------ Records for the exercise
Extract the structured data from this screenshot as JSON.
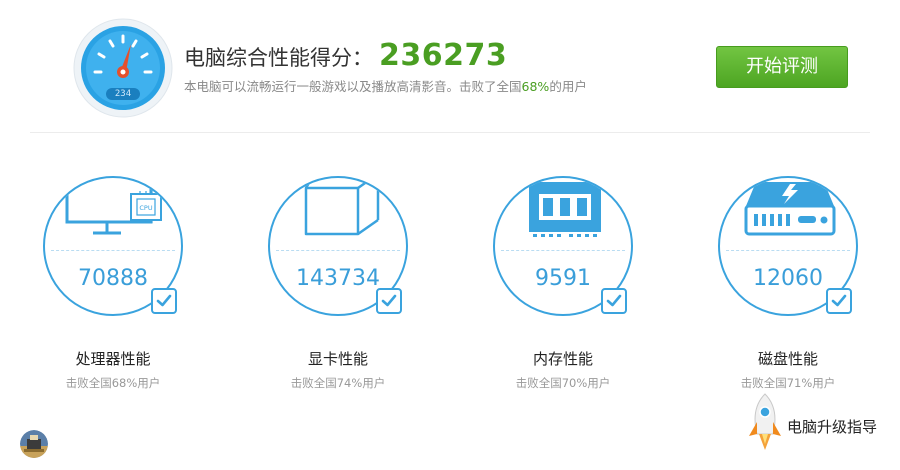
{
  "header": {
    "gauge_digits": "234",
    "title_label": "电脑综合性能得分：",
    "score": "236273",
    "subtitle_prefix": "本电脑可以流畅运行一般游戏以及播放高清影音。击败了全国",
    "subtitle_percent": "68%",
    "subtitle_suffix": "的用户",
    "start_button": "开始评测"
  },
  "cards": [
    {
      "icon": "monitor-cpu-icon",
      "chip_text": "CPU",
      "value": "70888",
      "label": "处理器性能",
      "sub": "击败全国68%用户"
    },
    {
      "icon": "graphics-card-icon",
      "value": "143734",
      "label": "显卡性能",
      "sub": "击败全国74%用户"
    },
    {
      "icon": "memory-chip-icon",
      "value": "9591",
      "label": "内存性能",
      "sub": "击败全国70%用户"
    },
    {
      "icon": "hard-disk-icon",
      "value": "12060",
      "label": "磁盘性能",
      "sub": "击败全国71%用户"
    }
  ],
  "upgrade": {
    "icon": "rocket-icon",
    "label": "电脑升级指导"
  },
  "avatar": {
    "icon": "user-avatar-icon"
  },
  "colors": {
    "accent_green": "#4a9e22",
    "accent_blue": "#3aa3de",
    "button_green": "#5cb52f"
  }
}
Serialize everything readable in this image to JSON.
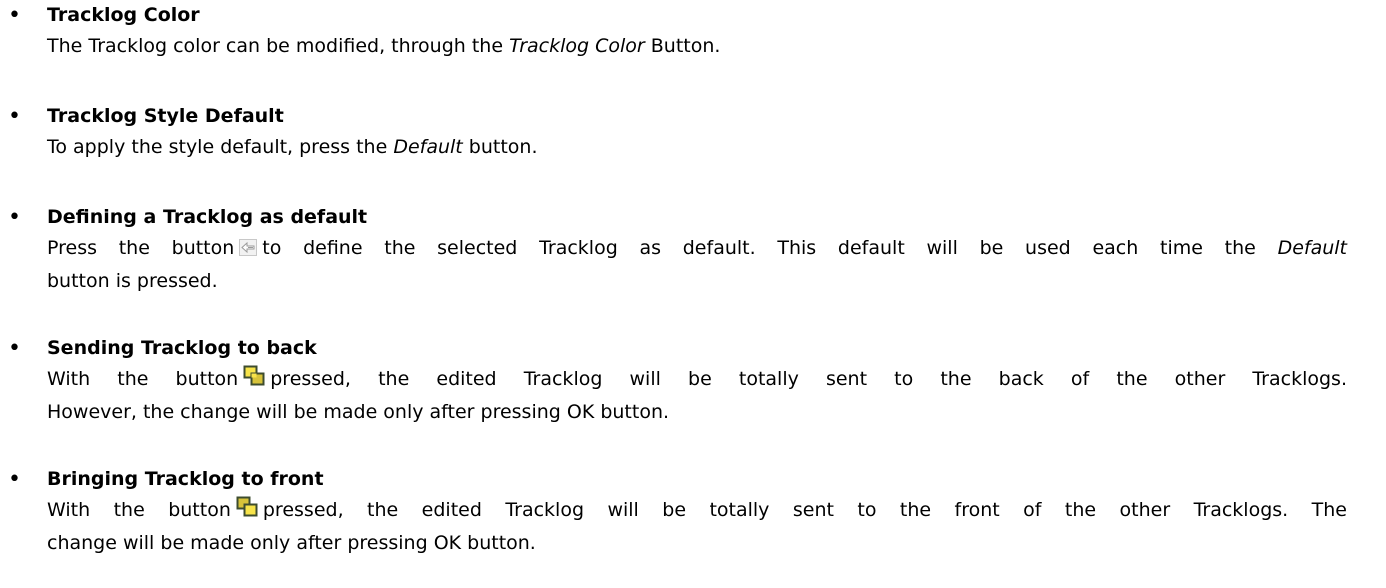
{
  "items": [
    {
      "heading": "Tracklog Color",
      "text": {
        "before": "The Tracklog color can be modified, through the ",
        "em": "Tracklog Color",
        "after": " Button."
      }
    },
    {
      "heading": "Tracklog Style Default",
      "text": {
        "before": "To apply the style default, press the ",
        "em": "Default",
        "after": " button."
      }
    },
    {
      "heading": "Defining  a Tracklog as default",
      "text": {
        "before": "Press the button",
        "icon": "set-default-arrow-icon",
        "line1_after": "to define the selected Tracklog as default. This default will be used each time the ",
        "line1_em": "Default",
        "line2": "button is pressed."
      }
    },
    {
      "heading": "Sending Tracklog to back",
      "text": {
        "before": "With the button",
        "icon": "send-to-back-icon",
        "line1_after": "pressed, the edited Tracklog will be totally sent to the back of the other Tracklogs.",
        "line2": "However, the change will be made only after pressing OK button."
      }
    },
    {
      "heading": "Bringing Tracklog to front",
      "text": {
        "before": "With the button",
        "icon": "bring-to-front-icon",
        "line1_after": "pressed, the edited Tracklog will be totally sent to the front of the other Tracklogs. The",
        "line2": "change will be made only after pressing OK button."
      }
    }
  ],
  "bullet_glyph": "•",
  "colors": {
    "text": "#000000",
    "icon_yellow": "#f7e44a",
    "icon_outline": "#3d4c2f",
    "icon_gray": "#9a9a9a"
  }
}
------------
### Set exercise
In the records above, find each line that holds the word "other"; copy all such lines.

### The result
        "line1_after": "pressed, the edited Tracklog will be totally sent to the back of the other Tracklogs.",
        "line1_after": "pressed, the edited Tracklog will be totally sent to the front of the other Tracklogs. The",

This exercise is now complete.